Textabschnitt —
Johannes Zerbst   27.03.2003 
 
Eine Studie zum Thema computergestützte Gesichtserkennung wirft neue 
Fragen auf, was den internationalen Bestrebungen zur Einführung 
biometrischer Ausweisdokumente allerdings keinen Abbruch tut 
 
In den USA ist in der Vorwoche des Irakkriegs mit dem Face Recognition 
Vendor Test 2002 [1] (FRVT) eine umfangreiche Studie zum Thema 
computergestützte Gesichtserkennung veröffentlicht worden. Darin wird 
den Überwachungsprodukten aus diesem Marktbereich über die letzten zwei 
Jahre eine deutliche Leistungssteigerung bescheinigt. Die 
ausschließlich technisch angelegte Studie unter Schirmherrschaft des 
"National Institute of Standards and Technology" ( NIST [2]) testete im 
Sommer 2002 im Auftrag verschiedener Regierungsbehörden sechzehn 
unterschiedliche Erkennungssysteme auf ihre Praxistauglichkeit, 
darunter auch die Software deutscher Firmen.

Schriftliche Aufgabe A — Gib aus dem Text über computergestützte Gesichtserkennung die Passage von „In den USA ist“ bis einschließlich „Software deutscher Firmen.“ wortgetreu wieder.
Schriftliche Aufgabe B — Führe den Text über die Studie zur computergestützten Gesichtserkennung im Anschluss an seinen letzten Satz weiter.

Bereitgestellte Daten —
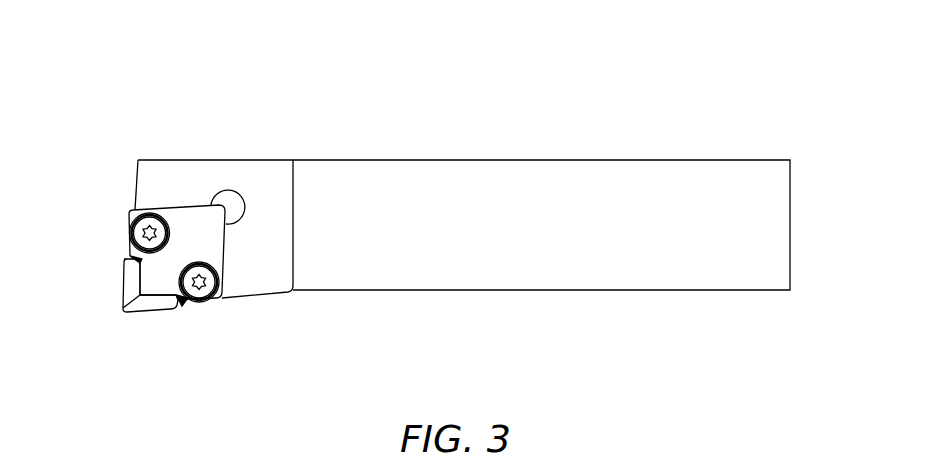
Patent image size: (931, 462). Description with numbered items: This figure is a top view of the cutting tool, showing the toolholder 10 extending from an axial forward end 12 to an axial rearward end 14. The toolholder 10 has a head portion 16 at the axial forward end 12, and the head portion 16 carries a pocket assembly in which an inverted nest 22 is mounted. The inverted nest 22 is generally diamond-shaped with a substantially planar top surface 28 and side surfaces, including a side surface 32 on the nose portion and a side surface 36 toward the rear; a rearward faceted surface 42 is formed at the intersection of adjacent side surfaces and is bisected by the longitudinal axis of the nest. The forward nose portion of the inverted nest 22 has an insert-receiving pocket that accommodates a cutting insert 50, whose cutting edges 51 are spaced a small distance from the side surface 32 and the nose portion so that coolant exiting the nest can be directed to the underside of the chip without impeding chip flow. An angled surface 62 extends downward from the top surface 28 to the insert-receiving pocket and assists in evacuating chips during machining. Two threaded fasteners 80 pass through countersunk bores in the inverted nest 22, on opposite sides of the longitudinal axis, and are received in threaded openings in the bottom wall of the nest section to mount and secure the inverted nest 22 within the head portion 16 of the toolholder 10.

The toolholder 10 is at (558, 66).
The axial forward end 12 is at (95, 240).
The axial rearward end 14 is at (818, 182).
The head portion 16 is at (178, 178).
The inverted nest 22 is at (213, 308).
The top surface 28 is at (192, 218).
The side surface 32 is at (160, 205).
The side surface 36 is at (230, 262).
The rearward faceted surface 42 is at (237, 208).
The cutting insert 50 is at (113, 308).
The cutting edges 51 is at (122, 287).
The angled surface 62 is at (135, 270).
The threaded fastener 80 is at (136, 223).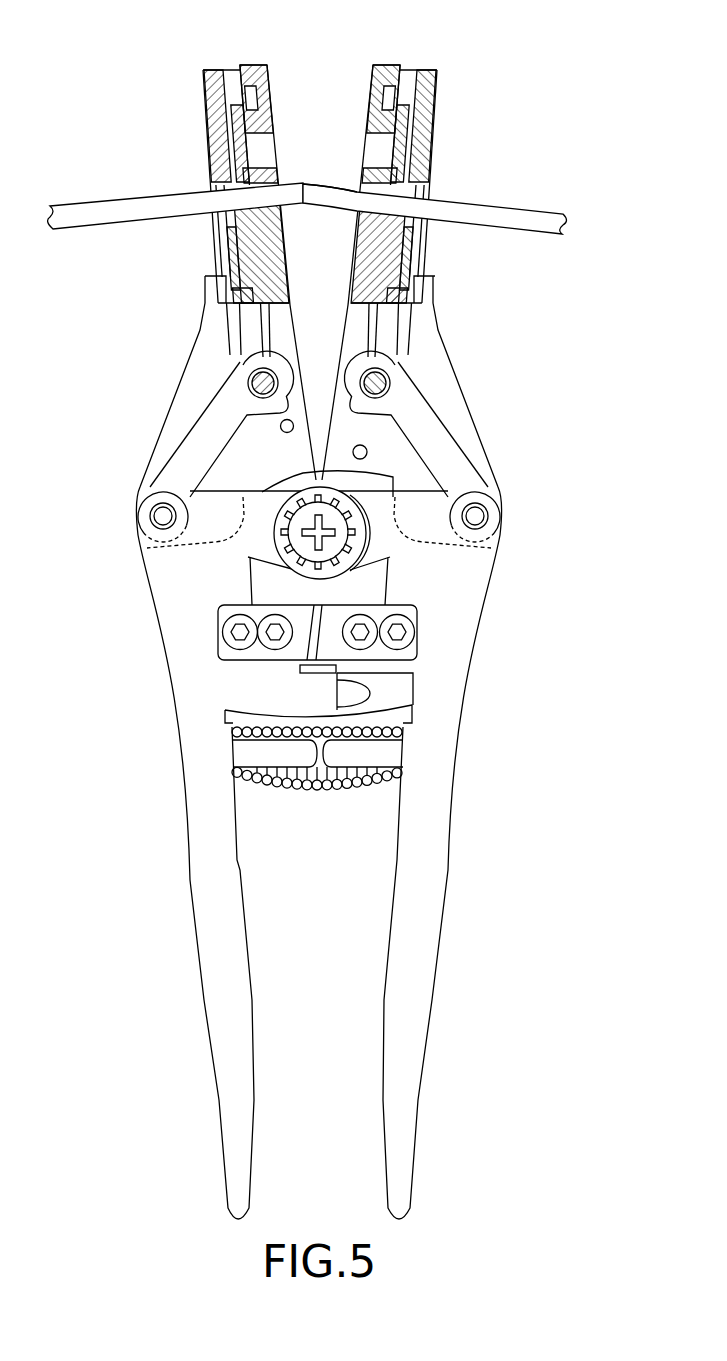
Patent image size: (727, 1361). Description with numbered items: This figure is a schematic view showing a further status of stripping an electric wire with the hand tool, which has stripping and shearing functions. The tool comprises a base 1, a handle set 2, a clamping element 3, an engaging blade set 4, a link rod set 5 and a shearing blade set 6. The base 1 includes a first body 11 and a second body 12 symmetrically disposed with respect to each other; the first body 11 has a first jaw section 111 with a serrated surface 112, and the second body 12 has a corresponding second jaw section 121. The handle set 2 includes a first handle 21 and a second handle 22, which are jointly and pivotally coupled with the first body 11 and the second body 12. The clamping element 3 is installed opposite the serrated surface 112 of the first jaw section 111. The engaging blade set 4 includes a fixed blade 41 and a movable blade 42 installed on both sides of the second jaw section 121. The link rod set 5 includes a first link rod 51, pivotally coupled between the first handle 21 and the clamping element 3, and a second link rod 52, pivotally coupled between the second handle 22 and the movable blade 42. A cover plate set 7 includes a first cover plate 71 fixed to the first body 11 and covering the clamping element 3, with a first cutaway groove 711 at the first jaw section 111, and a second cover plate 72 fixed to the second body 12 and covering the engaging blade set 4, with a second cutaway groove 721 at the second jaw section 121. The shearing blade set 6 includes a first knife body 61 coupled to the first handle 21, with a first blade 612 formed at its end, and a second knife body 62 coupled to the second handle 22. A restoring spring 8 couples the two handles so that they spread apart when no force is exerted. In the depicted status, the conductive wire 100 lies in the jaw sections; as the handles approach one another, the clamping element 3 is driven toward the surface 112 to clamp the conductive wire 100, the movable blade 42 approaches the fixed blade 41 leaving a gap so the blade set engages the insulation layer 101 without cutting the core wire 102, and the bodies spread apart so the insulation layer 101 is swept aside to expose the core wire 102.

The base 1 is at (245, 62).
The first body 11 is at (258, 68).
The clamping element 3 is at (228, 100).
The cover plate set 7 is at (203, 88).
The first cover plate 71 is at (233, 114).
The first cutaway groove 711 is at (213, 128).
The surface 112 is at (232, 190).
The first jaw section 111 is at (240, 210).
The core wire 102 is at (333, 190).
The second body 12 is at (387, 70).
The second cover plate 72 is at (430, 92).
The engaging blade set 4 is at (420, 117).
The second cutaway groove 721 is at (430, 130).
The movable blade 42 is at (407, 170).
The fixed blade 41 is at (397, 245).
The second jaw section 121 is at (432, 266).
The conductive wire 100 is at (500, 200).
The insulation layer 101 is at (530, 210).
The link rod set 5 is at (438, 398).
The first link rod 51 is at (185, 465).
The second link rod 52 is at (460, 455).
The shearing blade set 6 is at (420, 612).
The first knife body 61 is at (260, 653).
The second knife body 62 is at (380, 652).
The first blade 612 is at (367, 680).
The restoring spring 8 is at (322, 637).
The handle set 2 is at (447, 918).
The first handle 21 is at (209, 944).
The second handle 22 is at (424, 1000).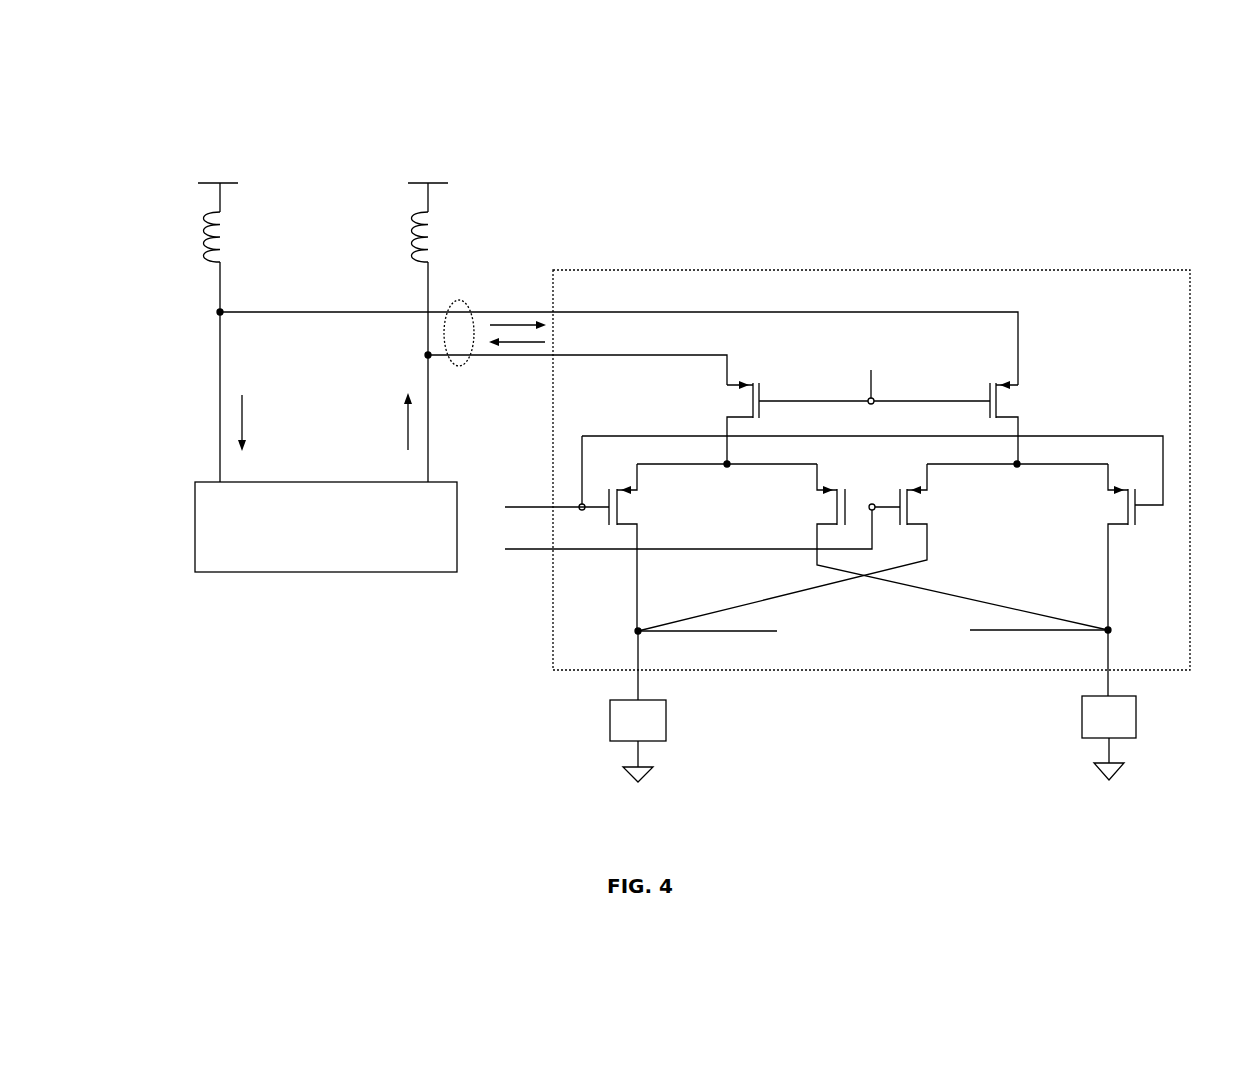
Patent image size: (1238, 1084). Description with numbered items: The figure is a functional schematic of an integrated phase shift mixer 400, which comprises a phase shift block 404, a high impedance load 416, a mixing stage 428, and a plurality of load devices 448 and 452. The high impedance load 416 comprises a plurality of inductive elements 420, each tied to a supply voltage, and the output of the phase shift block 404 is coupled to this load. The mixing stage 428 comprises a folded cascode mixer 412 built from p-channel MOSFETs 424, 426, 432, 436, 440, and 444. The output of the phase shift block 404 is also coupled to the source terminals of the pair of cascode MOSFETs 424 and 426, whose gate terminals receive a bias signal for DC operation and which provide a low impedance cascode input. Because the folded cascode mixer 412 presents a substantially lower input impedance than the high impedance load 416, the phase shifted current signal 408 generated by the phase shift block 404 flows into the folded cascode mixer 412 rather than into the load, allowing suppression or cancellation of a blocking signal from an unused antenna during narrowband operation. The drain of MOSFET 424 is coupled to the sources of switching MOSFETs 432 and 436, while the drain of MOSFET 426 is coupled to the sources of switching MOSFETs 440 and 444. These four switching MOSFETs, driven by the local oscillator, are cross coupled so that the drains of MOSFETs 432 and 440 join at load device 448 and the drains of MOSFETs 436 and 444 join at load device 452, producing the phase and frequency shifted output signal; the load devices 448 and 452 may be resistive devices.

Ergebnis der Übung A —
In den USA ist in der Vorwoche des Irakkriegs mit dem Face Recognition 
Vendor Test 2002 [1] (FRVT) eine umfangreiche Studie zum Thema 
computergestützte Gesichtserkennung veröffentlicht worden. Darin wird 
den Überwachungsprodukten aus diesem Marktbereich über die letzten zwei 
Jahre eine deutliche Leistungssteigerung bescheinigt. Die 
ausschließlich technisch angelegte Studie unter Schirmherrschaft des 
"National Institute of Standards and Technology" ( NIST [2]) testete im 
Sommer 2002 im Auftrag verschiedener Regierungsbehörden sechzehn 
unterschiedliche Erkennungssysteme auf ihre Praxistauglichkeit, 
darunter auch die Software deutscher Firmen.

Ergebnis der Übung B —
Dabei wurde das Untersuchungsdesign jenen Anforderungen angepasst, die 
staatliche Interessenten an praxistaugliche Überwachungs-Tools stellen. 
An Kontrollstellen auf Flughäfen oder an der Landesgrenze muss es eine 
solche Software bewerkstelligen können, die Identität von Einreisenden 
anhand ihres Ausweisdokumentes zu bestätigen oder sie unter Rückgriff 
auf eine Datenbank zu identifizieren. Erwartet wird überdies, in einer 
"watch-list" gespeicherte, staatlich gesuchte Personen bei Bedarf auch 
in Echtzeit mit Hilfe von Überwachungskameras in einer Menschenmenge 
orten zu können. 

Um realitätsnähere Bedingungen zu schaffen, bettete FRVT 2002 die von 
Testpersonen erhobenen Datensätze in eine digitalisierte 
Lichtbild-Datenbank ein, die unter Rückgriff auf das "mexican 
non-immigrant" Visa-Archiv des US-Department of State bereits 121.589 
Foto-Daten von 37.437 Personen enthielt.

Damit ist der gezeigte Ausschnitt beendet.